• Jobs:
**1.** In the earthquake thread, how many floors did ReservoirDogs2 have to go down?
**2.** Name every user who posts in the earthquake thread.
**3.** Please carry on the earthquake thread from the point where it stops.

• Supplied passage:
--*--
# ¡Temblor!



## Isla Verde (Oct 19, 2011)

I was home for this one. My building was shaking so much, that I didn't even think about going down 3 flights of stairs to the street. Just sat down on the floor and waited it out. My hanging ceiling lamps were whipping around like crazy! Wonder if there will be any aftershocks. Hope everyone is ok. :fingerscrossed:


----------



## emilybcruz (Oct 29, 2013)

Glad you're okay!


----------



## Isla Verde (Oct 19, 2011)

emilybcruz said:


> Glad you're okay!


Thanks!


----------



## michmex (Jul 15, 2012)

Isla Verde said:


> I was home for this one. My building was shaking so much, that I didn't even think about going down 3 flights of stairs to the street. Just sat down on the floor and waited it out. My hanging ceiling lamps were whipping around like crazy! Wonder if there will be any aftershocks. Hope everyone is ok. :fingerscrossed:


We felt it quite strongly in Tlanepantla as well. Compared to the last one the house swayed more but there was less rattling of windows and furniture. My wife said that it was also very strong in Lindavista at our son's school. There were many more reports in the first 45 minutes at the USGS site as compared to the last one that was much stronger on the Richter scale.


----------



## ReservoirDogs2 (Apr 21, 2014)

I felt it too. I was working at home when I felt it. Thought I was shaking because I hadn't eaten breakfast. Had to go down 2 floors because it got stronger.

We've just moved here 2 months ago and wow, 2 major earthquakes.


----------



## Isla Verde (Oct 19, 2011)

ReservoirDogs2 said:


> I felt it too. I was working at home when I felt it. Thought I was shaking because I hadn't eaten breakfast. Had to go down 2 floors because it got stronger.
> 
> We've just moved here 2 months ago and wow, 2 major earthquakes.


Lucky you! Aren't you from the Philippines? Earthquakes are common there too, ¿verdad?


----------



## ReservoirDogs2 (Apr 21, 2014)

Isla Verde said:


> Lucky you! Aren't you from the Philippines? Earthquakes are common there too, ¿verdad?


Yup, but earthquakes don't hit the Philippine capital (where I'm from) often. And they're not as strong as the ones here in Mexico. The last strong earthquake we had in the PH was in the 90s, and that was 6.0 magnitude. 

Hope these earthquakes here won't be a monthly occurrence.


----------



## Isla Verde (Oct 19, 2011)

ReservoirDogs2 said:


> Yup, but earthquakes don't hit the Philippine capital (where I'm from) often. And they're not as strong as the ones here in Mexico. The last strong earthquake we had in the PH was in the 90s, and that was 6.0 magnitude.
> 
> Hope these earthquakes here won't be a monthly occurrence.


Don't worry. Months and months can pass without even a mild tremor from Mother Earth. After a while, you get used to them, sort of!


----------



## GARYJ65 (Feb 9, 2013)

Dear Isla, I'm glad you are Ok!
We felt it in Queretaro as well


----------



## Isla Verde (Oct 19, 2011)

GARYJ65 said:


> Dear Isla, I'm glad you are Ok!
--*--
Box coordinate listings
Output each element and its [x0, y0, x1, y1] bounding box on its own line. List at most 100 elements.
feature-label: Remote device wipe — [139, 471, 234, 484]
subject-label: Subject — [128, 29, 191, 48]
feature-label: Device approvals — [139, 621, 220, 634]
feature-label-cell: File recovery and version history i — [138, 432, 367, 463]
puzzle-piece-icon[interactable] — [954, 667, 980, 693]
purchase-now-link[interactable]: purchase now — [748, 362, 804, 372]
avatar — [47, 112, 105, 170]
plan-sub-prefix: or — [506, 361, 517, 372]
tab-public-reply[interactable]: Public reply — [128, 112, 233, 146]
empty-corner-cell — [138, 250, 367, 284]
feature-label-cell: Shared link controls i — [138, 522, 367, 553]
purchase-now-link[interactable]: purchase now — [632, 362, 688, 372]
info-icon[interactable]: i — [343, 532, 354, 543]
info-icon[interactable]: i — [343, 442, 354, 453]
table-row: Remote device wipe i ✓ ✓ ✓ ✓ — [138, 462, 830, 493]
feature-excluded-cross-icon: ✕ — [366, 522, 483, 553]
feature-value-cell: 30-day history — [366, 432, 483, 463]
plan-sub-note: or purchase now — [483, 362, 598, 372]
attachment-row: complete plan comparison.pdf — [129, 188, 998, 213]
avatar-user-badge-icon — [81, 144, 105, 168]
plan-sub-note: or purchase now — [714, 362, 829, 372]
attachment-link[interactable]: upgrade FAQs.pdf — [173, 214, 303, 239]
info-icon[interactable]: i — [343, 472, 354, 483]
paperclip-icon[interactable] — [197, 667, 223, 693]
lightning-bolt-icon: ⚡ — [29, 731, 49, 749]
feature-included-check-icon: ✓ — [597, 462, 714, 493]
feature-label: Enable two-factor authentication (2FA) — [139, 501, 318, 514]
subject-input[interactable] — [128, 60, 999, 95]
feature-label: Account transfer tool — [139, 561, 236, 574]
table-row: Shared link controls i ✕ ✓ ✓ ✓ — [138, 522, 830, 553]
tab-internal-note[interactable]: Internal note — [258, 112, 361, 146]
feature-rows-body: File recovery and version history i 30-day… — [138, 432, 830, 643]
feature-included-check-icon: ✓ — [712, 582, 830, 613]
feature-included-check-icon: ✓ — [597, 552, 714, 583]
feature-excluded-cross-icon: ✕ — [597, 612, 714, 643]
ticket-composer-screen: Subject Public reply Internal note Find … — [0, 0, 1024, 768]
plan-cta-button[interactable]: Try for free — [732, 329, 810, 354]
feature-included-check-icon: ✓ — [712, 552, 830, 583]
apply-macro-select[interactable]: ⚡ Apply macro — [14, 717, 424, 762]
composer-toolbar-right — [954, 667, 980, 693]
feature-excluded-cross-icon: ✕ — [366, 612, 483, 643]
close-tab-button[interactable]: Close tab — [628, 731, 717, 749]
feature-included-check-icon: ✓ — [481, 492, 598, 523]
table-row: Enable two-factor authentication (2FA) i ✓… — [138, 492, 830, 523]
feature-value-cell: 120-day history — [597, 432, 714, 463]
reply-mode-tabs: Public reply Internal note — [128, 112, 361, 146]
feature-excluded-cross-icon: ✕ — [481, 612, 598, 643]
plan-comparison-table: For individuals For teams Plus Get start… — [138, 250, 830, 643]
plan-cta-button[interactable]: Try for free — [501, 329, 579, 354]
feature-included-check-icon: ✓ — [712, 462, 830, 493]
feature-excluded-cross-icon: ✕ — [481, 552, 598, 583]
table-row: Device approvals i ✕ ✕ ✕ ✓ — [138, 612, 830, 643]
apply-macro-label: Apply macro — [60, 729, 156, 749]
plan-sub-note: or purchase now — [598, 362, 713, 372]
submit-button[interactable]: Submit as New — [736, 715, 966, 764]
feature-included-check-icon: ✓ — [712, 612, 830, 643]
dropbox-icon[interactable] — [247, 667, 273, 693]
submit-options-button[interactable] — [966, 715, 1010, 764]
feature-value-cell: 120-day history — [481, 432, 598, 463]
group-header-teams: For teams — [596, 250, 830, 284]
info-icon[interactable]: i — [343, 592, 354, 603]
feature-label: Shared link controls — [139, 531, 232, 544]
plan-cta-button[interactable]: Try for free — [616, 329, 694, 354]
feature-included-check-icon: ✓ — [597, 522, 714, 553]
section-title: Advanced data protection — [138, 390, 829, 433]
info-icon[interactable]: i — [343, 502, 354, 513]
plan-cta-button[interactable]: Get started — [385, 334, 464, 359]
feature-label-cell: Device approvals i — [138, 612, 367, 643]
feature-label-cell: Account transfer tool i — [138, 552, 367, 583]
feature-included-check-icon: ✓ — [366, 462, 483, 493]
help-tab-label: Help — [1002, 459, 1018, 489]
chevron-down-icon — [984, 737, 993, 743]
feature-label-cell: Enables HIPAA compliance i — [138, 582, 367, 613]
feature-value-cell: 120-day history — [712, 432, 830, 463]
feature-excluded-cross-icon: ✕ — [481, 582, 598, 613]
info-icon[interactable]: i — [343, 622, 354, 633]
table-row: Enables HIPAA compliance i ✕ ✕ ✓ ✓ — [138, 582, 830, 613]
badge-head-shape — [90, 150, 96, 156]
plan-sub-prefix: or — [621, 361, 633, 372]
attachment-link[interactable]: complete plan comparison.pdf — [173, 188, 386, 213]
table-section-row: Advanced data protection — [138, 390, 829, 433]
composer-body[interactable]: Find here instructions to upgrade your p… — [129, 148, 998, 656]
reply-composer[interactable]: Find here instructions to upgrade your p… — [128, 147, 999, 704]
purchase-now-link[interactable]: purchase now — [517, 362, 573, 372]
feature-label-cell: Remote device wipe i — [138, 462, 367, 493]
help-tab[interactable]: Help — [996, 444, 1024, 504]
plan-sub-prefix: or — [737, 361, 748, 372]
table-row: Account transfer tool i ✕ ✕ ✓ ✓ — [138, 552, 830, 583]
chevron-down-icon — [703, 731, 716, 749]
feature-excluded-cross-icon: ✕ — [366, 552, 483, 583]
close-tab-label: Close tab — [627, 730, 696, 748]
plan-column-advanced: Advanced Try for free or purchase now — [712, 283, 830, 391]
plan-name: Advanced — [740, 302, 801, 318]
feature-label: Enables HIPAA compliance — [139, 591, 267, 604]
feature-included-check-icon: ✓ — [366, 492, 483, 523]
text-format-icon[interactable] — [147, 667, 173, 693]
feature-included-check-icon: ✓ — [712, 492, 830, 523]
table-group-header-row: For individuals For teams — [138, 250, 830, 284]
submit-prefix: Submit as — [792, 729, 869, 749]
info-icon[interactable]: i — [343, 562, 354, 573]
--*--
• Results of the exercise:
**1.** Two floors.

**2.** Isla Verde, emilybcruz, michmex, ReservoirDogs2, GARYJ65

**3.**
> We felt it in Queretaro as well


Thanks, Gary. Everything is back to normal here.


----------



## Longford (May 25, 2012)

Mid-way between Zihuatanejo and Acapulco ... not far from where the last, strong earthquake originated:


Ultimos Sismos

This report, from El Universal:

http://www.eluniversal.com.mx/ciuda...stra-sismo-en-el-valle-de-mexico-1009014.html


----------



## conorkilleen (Apr 28, 2010)

yep. Office evacuated in less than 45 seconds. We are located in Bosques. I was giving a talk to my employees when I thought I was getting lightheaded from not eating breakfast...turned out the pendant lights in the office were feeling the same way too! We got the heck out of there. No aftershocks that we felt. Business as usual.


----------



## RVGRINGO (May 16, 2007)

Glad to hear that you are back to normal. I first heard of your earthquake via BBC online headlines this morning. Did Popo burp as well? It is fascinating that so many of the major centers of civilization in the world are near volcanoes and earthquake zones. The crust of our planet is so very thin and so very active. Yet, we ignore that as a constant and our presence as a flash in the pan.


----------



## conorkilleen (Apr 28, 2010)

RVGRINGO said:


> Glad to hear that you are back to normal. I first heard of your earthquake via BBC online headlines this morning. Did Popo burp as well? It is fascinating that so many of the major centers of civilization in the world are near volcanoes and earthquake zones. The crust of our planet is so very thin and so very active. Yet, we ignore that as a constant and our presence as a flash in the pan.


Reading my mind, RV. Its only a matter of time before Popo lets loose a little something with all of the crust activity lately. May not be in my lifetime, but will be in someones.


----------



## Isla Verde (Oct 19, 2011)

ReservoirDogs2 said:


> I felt it too. I was working at home when I felt it. Thought I was shaking because I hadn't eaten breakfast. Had to go down 2 floors because it got stronger.
> 
> We've just moved here 2 months ago and wow, 2 major earthquakes.


Just read that this quake was an aftershock of the one that took place on Good Friday: El Universal - DF - Sismo de hoy fue réplica del ocurrido en Viernes Santo: SSN.


----------



## Dray2 (Apr 14, 2012)

We felt it pretty good here in Acapulco. My oldest dog doesn't get spooked anymore but my 8mo. old pup still gets pretty freaked out. She just ran around a bit as if she didn't know what to do. My daughter was at school and said she didn't even feel it...probably running around during her physical ed. class.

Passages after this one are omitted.